▸ **RAW RECORDS**:
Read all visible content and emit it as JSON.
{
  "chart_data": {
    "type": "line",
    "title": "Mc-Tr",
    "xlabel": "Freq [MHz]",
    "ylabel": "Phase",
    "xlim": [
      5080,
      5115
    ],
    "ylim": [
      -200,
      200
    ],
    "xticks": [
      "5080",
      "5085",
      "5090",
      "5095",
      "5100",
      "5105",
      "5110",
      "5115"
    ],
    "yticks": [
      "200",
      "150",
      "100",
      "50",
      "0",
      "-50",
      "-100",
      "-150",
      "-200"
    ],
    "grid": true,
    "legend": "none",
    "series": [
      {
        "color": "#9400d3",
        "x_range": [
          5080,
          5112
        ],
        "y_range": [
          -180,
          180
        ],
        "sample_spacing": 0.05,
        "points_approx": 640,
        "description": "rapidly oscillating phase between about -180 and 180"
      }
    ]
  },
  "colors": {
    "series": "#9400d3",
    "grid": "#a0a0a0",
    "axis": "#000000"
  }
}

▸ **BRIEF**:
Nothing may be left out: return each entry exactly as it reads.

▸ **ANSWER TO THIS PROBLEM**:
Read all visible content and emit it as JSON.
{
  "chart_data": {
    "type": "line",
    "title": "Mc-Tr",
    "xlabel": "Freq [MHz]",
    "ylabel": "Phase",
    "xlim": [
      5080,
      5115
    ],
    "ylim": [
      -200,
      200
    ],
    "xticks": [
      "5080",
      "5085",
      "5090",
      "5095",
      "5100",
      "5105",
      "5110",
      "5115"
    ],
    "yticks": [
      "200",
      "150",
      "100",
      "50",
      "0",
      "-50",
      "-100",
      "-150",
      "-200"
    ],
    "grid": true,
    "legend": "none",
    "series": [
      {
        "color": "#9400d3",
        "x_range": [
          5080,
          5112
        ],
        "y_range": [
          -180,
          180
        ],
        "sample_spacing": 0.05,
        "points_approx": 640,
        "description": "rapidly oscillating phase between about -180 and 180"
      }
    ]
  },
  "colors": {
    "series": "#9400d3",
    "grid": "#a0a0a0",
    "axis": "#000000"
  }
}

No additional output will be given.